◆ **EXERCISE DATA**
------------------------------------------------
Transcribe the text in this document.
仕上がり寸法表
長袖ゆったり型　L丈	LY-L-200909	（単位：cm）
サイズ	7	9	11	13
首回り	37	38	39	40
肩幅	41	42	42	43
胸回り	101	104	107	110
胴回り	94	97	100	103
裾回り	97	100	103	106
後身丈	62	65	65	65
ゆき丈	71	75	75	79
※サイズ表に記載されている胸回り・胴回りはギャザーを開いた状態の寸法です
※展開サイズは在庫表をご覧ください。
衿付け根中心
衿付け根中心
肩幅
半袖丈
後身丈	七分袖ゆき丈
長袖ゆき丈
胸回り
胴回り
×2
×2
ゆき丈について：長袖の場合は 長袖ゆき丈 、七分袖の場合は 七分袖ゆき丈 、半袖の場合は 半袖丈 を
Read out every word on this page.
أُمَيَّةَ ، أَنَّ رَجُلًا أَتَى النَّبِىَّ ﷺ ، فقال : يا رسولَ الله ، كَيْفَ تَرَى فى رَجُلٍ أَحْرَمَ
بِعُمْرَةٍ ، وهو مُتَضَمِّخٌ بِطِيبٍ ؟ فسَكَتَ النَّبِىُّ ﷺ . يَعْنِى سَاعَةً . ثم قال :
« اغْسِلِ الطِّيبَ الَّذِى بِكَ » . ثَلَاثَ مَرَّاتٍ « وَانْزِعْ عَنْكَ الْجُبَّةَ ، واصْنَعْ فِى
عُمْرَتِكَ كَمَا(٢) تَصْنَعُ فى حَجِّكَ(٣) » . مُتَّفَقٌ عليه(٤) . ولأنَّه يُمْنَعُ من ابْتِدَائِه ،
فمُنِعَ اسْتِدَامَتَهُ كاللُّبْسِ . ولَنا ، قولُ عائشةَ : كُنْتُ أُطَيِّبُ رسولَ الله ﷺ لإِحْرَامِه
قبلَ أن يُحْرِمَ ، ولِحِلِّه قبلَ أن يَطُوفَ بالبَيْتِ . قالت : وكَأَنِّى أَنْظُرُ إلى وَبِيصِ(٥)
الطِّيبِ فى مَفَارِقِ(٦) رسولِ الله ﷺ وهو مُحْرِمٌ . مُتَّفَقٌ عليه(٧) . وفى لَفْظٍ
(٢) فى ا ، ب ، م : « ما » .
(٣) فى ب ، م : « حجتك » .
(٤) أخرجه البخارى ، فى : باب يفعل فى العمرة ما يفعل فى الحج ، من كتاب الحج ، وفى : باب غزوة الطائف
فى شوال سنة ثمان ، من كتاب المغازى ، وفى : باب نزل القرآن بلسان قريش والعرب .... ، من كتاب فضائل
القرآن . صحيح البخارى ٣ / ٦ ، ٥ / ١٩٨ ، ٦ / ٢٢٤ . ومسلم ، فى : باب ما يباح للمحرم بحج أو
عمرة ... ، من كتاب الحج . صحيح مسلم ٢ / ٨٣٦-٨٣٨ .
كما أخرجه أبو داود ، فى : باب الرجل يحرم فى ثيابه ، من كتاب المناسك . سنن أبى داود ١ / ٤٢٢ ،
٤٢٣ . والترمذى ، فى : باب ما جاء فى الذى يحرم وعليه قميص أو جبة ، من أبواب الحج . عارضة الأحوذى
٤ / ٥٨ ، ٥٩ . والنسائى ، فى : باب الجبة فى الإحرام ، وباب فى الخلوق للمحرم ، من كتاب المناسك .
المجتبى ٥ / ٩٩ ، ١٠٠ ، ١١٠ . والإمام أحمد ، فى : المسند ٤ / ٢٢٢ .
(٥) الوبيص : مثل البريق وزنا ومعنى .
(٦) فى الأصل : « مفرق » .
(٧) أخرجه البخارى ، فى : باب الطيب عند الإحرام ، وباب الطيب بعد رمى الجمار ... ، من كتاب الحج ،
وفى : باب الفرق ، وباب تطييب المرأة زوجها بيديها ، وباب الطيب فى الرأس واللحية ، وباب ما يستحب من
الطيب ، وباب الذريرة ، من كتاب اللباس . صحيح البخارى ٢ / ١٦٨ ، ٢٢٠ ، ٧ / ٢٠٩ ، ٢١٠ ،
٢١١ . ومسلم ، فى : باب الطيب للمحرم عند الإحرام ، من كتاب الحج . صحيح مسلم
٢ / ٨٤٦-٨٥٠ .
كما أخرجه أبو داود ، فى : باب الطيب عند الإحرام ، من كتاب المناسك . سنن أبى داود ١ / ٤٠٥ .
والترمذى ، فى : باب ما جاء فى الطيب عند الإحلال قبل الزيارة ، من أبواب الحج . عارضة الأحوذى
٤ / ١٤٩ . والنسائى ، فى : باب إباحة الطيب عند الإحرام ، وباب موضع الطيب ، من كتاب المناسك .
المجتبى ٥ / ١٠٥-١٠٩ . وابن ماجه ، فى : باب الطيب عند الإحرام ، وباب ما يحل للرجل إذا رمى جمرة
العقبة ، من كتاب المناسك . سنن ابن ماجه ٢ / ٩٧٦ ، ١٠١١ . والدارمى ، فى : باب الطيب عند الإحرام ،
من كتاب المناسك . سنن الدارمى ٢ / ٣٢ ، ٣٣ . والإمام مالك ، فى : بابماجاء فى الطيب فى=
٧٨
------------------------------------------------
◆ **EXERCISE INSTRUCTIONS**
Write out every line from the records above, word for word.

◆ **TASK ANSWER**
Transcribe the text in this document.
仕上がり寸法表
長袖ゆったり型　L丈	LY-L-200909	（単位：cm）
サイズ	7	9	11	13
首回り	37	38	39	40
肩幅	41	42	42	43
胸回り	101	104	107	110
胴回り	94	97	100	103
裾回り	97	100	103	106
後身丈	62	65	65	65
ゆき丈	71	75	75	79
※サイズ表に記載されている胸回り・胴回りはギャザーを開いた状態の寸法です
※展開サイズは在庫表をご覧ください。
衿付け根中心
衿付け根中心
肩幅
半袖丈
後身丈	七分袖ゆき丈
長袖ゆき丈
胸回り
胴回り
×2
×2
ゆき丈について：長袖の場合は 長袖ゆき丈 、七分袖の場合は 七分袖ゆき丈 、半袖の場合は 半袖丈 を
Read out every word on this page.
أُمَيَّةَ ، أَنَّ رَجُلًا أَتَى النَّبِىَّ ﷺ ، فقال : يا رسولَ الله ، كَيْفَ تَرَى فى رَجُلٍ أَحْرَمَ
بِعُمْرَةٍ ، وهو مُتَضَمِّخٌ بِطِيبٍ ؟ فسَكَتَ النَّبِىُّ ﷺ . يَعْنِى سَاعَةً . ثم قال :
« اغْسِلِ الطِّيبَ الَّذِى بِكَ » . ثَلَاثَ مَرَّاتٍ « وَانْزِعْ عَنْكَ الْجُبَّةَ ، واصْنَعْ فِى
عُمْرَتِكَ كَمَا(٢) تَصْنَعُ فى حَجِّكَ(٣) » . مُتَّفَقٌ عليه(٤) . ولأنَّه يُمْنَعُ من ابْتِدَائِه ،
فمُنِعَ اسْتِدَامَتَهُ كاللُّبْسِ . ولَنا ، قولُ عائشةَ : كُنْتُ أُطَيِّبُ رسولَ الله ﷺ لإِحْرَامِه
قبلَ أن يُحْرِمَ ، ولِحِلِّه قبلَ أن يَطُوفَ بالبَيْتِ . قالت : وكَأَنِّى أَنْظُرُ إلى وَبِيصِ(٥)
الطِّيبِ فى مَفَارِقِ(٦) رسولِ الله ﷺ وهو مُحْرِمٌ . مُتَّفَقٌ عليه(٧) . وفى لَفْظٍ
(٢) فى ا ، ب ، م : « ما » .
(٣) فى ب ، م : « حجتك » .
(٤) أخرجه البخارى ، فى : باب يفعل فى العمرة ما يفعل فى الحج ، من كتاب الحج ، وفى : باب غزوة الطائف
فى شوال سنة ثمان ، من كتاب المغازى ، وفى : باب نزل القرآن بلسان قريش والعرب .... ، من كتاب فضائل
القرآن . صحيح البخارى ٣ / ٦ ، ٥ / ١٩٨ ، ٦ / ٢٢٤ . ومسلم ، فى : باب ما يباح للمحرم بحج أو
عمرة ... ، من كتاب الحج . صحيح مسلم ٢ / ٨٣٦-٨٣٨ .
كما أخرجه أبو داود ، فى : باب الرجل يحرم فى ثيابه ، من كتاب المناسك . سنن أبى داود ١ / ٤٢٢ ،
٤٢٣ . والترمذى ، فى : باب ما جاء فى الذى يحرم وعليه قميص أو جبة ، من أبواب الحج . عارضة الأحوذى
٤ / ٥٨ ، ٥٩ . والنسائى ، فى : باب الجبة فى الإحرام ، وباب فى الخلوق للمحرم ، من كتاب المناسك .
المجتبى ٥ / ٩٩ ، ١٠٠ ، ١١٠ . والإمام أحمد ، فى : المسند ٤ / ٢٢٢ .
(٥) الوبيص : مثل البريق وزنا ومعنى .
(٦) فى الأصل : « مفرق » .
(٧) أخرجه البخارى ، فى : باب الطيب عند الإحرام ، وباب الطيب بعد رمى الجمار ... ، من كتاب الحج ،
وفى : باب الفرق ، وباب تطييب المرأة زوجها بيديها ، وباب الطيب فى الرأس واللحية ، وباب ما يستحب من
الطيب ، وباب الذريرة ، من كتاب اللباس . صحيح البخارى ٢ / ١٦٨ ، ٢٢٠ ، ٧ / ٢٠٩ ، ٢١٠ ،
٢١١ . ومسلم ، فى : باب الطيب للمحرم عند الإحرام ، من كتاب الحج . صحيح مسلم
٢ / ٨٤٦-٨٥٠ .
كما أخرجه أبو داود ، فى : باب الطيب عند الإحرام ، من كتاب المناسك . سنن أبى داود ١ / ٤٠٥ .
والترمذى ، فى : باب ما جاء فى الطيب عند الإحلال قبل الزيارة ، من أبواب الحج . عارضة الأحوذى
٤ / ١٤٩ . والنسائى ، فى : باب إباحة الطيب عند الإحرام ، وباب موضع الطيب ، من كتاب المناسك .
المجتبى ٥ / ١٠٥-١٠٩ . وابن ماجه ، فى : باب الطيب عند الإحرام ، وباب ما يحل للرجل إذا رمى جمرة
العقبة ، من كتاب المناسك . سنن ابن ماجه ٢ / ٩٧٦ ، ١٠١١ . والدارمى ، فى : باب الطيب عند الإحرام ،
من كتاب المناسك . سنن الدارمى ٢ / ٣٢ ، ٣٣ . والإمام مالك ، فى : بابماجاء فى الطيب فى=
٧٨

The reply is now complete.